Collected data entries:
▼▼▼

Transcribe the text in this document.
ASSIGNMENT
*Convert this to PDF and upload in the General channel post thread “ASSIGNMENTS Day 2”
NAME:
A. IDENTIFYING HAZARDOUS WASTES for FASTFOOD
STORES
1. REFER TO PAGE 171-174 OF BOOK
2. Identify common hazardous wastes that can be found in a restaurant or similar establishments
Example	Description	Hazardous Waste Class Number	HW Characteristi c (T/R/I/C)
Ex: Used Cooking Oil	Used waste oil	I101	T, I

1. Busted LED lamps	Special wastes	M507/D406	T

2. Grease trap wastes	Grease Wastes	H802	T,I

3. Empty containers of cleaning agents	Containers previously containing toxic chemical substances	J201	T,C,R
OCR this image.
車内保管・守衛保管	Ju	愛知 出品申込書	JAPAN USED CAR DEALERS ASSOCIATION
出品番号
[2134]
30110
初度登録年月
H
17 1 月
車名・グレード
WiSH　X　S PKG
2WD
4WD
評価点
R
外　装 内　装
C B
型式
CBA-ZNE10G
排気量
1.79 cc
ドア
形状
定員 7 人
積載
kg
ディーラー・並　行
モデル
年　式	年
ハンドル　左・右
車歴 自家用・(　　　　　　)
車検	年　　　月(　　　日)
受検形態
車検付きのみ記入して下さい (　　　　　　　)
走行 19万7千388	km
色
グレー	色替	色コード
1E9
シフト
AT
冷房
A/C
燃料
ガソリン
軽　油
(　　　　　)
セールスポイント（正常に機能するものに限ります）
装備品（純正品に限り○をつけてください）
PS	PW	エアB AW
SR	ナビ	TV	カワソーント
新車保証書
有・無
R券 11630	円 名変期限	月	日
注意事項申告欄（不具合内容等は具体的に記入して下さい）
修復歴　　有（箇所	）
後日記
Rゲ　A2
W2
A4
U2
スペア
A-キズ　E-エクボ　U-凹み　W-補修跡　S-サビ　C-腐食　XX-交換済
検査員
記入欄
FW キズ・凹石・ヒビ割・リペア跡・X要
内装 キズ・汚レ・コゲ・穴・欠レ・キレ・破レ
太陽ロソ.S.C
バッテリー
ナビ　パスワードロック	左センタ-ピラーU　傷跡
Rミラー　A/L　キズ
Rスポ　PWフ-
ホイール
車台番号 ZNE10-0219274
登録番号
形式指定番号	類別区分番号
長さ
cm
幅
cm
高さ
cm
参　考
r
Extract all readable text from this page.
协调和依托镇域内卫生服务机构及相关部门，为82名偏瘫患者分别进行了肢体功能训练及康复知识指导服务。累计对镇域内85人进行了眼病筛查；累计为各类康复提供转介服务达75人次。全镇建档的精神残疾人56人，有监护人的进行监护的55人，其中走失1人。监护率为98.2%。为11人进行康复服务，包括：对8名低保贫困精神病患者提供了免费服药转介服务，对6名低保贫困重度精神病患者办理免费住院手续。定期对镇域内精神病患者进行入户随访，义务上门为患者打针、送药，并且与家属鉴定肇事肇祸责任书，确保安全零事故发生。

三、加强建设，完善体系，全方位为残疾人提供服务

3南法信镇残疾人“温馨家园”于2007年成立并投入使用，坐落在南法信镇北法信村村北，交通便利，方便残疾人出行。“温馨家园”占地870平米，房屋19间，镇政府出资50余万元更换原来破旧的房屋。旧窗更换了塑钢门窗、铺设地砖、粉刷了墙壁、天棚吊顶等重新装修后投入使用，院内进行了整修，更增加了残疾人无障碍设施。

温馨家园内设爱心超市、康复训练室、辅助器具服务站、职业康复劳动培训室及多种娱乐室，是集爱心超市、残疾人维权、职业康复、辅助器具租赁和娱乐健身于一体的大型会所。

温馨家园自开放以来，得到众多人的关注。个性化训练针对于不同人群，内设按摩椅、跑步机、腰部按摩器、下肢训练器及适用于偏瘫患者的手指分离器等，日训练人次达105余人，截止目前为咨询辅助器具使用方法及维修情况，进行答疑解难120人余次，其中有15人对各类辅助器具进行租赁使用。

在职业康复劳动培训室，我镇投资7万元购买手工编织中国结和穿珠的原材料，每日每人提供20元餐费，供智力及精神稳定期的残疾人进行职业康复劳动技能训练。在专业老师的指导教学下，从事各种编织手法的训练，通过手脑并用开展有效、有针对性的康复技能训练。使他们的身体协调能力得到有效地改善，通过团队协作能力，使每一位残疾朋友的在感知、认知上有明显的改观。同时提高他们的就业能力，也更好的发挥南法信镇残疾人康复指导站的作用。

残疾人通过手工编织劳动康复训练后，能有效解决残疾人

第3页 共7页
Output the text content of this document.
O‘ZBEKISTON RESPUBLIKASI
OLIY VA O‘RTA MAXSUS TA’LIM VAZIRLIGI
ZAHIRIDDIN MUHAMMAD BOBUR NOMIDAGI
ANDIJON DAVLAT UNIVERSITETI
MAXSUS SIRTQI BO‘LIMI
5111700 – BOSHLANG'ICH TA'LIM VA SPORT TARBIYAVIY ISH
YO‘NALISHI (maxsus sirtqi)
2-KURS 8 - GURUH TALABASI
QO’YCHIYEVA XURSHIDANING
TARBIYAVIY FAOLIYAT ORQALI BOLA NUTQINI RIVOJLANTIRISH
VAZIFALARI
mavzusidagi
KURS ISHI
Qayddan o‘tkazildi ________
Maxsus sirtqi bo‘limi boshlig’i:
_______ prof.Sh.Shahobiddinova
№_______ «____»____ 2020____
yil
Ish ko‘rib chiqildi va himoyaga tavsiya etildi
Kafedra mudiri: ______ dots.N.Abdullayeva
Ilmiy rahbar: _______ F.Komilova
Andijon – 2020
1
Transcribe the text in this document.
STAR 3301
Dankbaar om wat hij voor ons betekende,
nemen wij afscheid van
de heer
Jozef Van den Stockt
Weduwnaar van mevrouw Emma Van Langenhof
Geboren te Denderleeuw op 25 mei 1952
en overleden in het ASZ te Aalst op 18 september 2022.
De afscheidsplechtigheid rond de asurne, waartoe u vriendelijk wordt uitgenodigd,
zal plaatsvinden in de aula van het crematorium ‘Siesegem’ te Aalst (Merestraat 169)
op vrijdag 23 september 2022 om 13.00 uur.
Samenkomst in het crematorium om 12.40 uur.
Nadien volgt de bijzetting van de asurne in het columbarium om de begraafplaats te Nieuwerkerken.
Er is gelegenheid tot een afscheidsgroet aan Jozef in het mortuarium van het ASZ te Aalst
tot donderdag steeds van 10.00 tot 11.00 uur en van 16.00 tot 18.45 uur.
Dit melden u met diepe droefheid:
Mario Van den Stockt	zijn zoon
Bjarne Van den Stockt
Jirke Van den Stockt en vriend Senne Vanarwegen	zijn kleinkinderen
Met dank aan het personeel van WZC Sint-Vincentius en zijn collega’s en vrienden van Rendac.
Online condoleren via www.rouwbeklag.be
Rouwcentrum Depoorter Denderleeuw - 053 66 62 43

▲▲▲

## WHAT IS EXPECTED
Copy each line above containing the string "zijn".

## ANSWER TO THIS PROBLEM
Mario Van den Stockt	zijn zoon
Jirke Van den Stockt en vriend Senne Vanarwegen	zijn kleinkinderen
Met dank aan het personeel van WZC Sint-Vincentius en zijn collega’s en vrienden van Rendac.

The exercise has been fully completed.